◆ Instructions for the task
Return all lines in the material below that contain "Percepción".

◆ Entries
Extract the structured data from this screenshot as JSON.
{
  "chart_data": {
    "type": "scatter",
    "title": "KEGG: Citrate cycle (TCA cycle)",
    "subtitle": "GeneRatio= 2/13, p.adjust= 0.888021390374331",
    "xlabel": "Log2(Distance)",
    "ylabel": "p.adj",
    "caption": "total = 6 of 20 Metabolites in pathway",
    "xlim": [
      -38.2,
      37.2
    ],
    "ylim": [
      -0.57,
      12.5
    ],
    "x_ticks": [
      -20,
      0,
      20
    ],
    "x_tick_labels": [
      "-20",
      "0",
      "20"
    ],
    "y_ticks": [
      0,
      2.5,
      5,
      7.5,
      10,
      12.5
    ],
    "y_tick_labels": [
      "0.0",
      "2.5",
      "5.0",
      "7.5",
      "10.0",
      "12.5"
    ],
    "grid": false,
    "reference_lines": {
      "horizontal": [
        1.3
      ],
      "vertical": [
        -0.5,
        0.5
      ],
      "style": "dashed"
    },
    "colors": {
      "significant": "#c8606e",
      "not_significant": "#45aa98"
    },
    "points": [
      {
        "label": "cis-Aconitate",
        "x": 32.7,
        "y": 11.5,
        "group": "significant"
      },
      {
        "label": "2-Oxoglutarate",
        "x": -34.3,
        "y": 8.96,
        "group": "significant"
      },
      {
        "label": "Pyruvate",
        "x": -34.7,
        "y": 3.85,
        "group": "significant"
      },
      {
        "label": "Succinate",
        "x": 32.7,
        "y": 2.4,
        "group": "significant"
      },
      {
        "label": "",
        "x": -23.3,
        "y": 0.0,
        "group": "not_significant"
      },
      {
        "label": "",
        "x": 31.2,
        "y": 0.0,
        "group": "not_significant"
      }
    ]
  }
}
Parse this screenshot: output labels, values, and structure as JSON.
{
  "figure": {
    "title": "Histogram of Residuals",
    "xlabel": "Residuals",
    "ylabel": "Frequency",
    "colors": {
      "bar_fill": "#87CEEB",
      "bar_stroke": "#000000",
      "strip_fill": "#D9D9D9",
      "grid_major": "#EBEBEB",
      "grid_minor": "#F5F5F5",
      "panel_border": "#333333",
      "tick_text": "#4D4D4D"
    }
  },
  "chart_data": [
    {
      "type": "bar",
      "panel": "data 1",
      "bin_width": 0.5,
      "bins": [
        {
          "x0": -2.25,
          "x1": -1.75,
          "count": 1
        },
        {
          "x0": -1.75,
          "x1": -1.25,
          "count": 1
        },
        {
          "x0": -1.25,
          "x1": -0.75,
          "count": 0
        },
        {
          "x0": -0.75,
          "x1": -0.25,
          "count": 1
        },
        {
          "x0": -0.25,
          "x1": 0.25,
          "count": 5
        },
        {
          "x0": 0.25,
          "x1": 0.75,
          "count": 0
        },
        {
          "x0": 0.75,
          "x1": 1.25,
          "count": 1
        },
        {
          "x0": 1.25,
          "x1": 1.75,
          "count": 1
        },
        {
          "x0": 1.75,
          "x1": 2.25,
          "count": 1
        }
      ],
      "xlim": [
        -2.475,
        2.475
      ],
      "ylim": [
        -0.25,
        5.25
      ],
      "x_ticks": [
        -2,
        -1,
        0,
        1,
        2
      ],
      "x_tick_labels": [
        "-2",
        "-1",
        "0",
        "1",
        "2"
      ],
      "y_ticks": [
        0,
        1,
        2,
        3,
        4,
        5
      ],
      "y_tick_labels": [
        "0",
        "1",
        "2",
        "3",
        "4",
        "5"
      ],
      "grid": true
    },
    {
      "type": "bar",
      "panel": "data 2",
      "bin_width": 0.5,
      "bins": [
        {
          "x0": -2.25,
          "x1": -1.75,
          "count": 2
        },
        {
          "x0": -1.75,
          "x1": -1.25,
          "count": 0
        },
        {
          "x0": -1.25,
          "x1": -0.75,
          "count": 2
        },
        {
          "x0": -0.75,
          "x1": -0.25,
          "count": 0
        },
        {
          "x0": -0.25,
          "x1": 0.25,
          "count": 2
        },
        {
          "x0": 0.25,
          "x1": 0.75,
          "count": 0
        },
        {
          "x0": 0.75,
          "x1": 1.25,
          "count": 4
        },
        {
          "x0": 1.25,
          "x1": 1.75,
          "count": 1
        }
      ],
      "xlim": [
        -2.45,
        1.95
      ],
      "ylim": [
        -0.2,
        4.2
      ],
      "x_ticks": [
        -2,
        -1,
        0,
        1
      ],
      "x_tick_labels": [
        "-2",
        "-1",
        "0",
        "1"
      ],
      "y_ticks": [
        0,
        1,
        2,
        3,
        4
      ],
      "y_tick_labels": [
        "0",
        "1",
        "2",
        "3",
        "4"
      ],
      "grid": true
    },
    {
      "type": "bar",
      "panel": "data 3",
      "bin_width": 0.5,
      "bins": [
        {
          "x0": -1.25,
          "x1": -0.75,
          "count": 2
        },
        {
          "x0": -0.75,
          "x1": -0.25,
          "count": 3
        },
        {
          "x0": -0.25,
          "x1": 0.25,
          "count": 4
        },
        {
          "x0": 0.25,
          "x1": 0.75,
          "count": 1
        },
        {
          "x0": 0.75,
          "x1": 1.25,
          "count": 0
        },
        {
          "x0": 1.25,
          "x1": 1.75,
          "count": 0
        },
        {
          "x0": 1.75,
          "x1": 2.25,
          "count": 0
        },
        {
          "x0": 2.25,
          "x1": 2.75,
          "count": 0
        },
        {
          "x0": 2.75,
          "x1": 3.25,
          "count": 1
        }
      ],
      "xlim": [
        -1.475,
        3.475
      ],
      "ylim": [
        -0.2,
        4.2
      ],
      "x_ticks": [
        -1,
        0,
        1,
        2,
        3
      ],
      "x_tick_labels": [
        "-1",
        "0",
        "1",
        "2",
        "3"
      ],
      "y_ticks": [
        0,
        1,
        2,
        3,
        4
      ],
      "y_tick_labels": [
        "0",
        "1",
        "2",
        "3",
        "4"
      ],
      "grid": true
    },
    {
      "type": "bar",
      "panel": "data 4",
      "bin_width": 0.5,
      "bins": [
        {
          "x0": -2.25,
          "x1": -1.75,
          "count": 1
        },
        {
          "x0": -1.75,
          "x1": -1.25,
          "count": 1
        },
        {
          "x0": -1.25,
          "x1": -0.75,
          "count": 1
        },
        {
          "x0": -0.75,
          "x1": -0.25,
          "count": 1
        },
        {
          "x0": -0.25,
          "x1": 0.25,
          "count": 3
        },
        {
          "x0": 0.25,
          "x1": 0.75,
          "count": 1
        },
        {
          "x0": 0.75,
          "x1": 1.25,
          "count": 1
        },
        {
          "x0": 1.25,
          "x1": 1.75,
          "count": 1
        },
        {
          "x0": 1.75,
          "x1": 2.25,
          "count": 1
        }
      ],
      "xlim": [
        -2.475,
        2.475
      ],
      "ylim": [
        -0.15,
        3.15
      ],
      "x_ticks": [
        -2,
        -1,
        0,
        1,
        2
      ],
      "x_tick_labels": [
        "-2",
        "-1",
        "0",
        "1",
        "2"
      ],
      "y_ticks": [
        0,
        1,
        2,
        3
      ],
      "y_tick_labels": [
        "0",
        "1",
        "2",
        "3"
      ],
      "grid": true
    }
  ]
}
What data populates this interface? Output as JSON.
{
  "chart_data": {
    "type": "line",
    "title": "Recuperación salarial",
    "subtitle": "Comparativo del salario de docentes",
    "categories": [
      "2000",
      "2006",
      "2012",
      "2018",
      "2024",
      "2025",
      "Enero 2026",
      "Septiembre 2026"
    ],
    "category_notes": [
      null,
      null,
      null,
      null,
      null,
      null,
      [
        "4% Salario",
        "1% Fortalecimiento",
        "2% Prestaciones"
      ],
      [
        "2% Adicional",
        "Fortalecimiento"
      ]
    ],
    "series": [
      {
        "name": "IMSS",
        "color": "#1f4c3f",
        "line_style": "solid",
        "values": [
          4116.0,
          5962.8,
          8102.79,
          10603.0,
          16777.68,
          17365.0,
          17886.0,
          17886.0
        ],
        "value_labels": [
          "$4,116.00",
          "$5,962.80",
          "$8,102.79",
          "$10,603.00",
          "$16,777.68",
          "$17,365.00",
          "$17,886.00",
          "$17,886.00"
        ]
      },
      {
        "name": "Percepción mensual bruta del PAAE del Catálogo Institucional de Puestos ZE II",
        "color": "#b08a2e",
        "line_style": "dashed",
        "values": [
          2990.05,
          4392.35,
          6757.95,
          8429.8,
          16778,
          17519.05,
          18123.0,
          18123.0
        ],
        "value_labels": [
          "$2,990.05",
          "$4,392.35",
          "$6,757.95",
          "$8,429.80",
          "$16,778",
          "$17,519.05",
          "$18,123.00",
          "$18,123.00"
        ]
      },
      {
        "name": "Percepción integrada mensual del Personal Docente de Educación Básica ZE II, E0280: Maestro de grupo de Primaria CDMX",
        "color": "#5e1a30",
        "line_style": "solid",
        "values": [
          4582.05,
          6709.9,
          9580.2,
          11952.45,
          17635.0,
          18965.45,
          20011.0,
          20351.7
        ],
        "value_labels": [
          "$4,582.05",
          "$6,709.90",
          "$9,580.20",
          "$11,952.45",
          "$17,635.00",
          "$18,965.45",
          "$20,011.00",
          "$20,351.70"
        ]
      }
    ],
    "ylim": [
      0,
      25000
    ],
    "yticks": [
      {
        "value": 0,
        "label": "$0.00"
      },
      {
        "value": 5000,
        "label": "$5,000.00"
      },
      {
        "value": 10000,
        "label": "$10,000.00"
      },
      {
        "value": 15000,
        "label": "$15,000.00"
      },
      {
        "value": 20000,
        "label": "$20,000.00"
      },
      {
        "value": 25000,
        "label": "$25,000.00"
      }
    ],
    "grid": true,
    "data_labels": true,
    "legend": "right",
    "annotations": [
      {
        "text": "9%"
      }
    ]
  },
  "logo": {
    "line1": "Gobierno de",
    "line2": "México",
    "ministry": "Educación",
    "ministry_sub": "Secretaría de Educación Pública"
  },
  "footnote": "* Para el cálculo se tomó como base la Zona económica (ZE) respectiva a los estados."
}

◆ In response
        "name": "Percepción mensual bruta del PAAE del Catálogo Institucional de Puestos ZE II",
        "name": "Percepción integrada mensual del Personal Docente de Educación Básica ZE II, E0280: Maestro de grupo de Primaria CDMX",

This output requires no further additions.